TASK GOAL: Go over the entries below line by line, copying each one that contains the word "Press".

EXCERPTED RECORDS:
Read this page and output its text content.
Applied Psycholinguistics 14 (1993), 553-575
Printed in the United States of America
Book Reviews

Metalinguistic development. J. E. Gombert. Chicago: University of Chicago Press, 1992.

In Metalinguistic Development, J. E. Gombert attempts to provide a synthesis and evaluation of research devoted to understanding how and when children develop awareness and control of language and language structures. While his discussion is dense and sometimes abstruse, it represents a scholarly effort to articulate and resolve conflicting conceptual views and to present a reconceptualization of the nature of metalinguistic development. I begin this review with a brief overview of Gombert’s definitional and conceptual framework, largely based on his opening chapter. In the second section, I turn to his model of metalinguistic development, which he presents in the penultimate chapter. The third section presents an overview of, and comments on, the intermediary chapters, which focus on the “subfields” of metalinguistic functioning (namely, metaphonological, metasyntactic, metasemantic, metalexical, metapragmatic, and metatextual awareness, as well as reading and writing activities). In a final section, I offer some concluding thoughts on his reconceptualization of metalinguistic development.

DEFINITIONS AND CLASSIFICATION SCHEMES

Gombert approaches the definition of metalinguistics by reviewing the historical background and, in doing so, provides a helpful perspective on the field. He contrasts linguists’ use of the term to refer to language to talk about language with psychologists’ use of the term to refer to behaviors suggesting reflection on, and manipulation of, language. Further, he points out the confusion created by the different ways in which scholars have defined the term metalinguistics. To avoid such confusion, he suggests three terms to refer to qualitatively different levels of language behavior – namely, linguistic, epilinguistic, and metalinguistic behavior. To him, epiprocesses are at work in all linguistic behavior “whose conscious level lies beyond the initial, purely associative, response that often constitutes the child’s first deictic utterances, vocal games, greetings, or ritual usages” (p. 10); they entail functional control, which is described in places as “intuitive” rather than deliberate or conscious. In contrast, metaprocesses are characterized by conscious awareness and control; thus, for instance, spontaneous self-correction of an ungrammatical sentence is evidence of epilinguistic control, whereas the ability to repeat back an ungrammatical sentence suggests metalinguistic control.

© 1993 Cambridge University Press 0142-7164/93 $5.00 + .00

CORRECT OUTPUT:
Metalinguistic development. J. E. Gombert. Chicago: University of Chicago Press, 1992.
© 1993 Cambridge University Press 0142-7164/93 $5.00 + .00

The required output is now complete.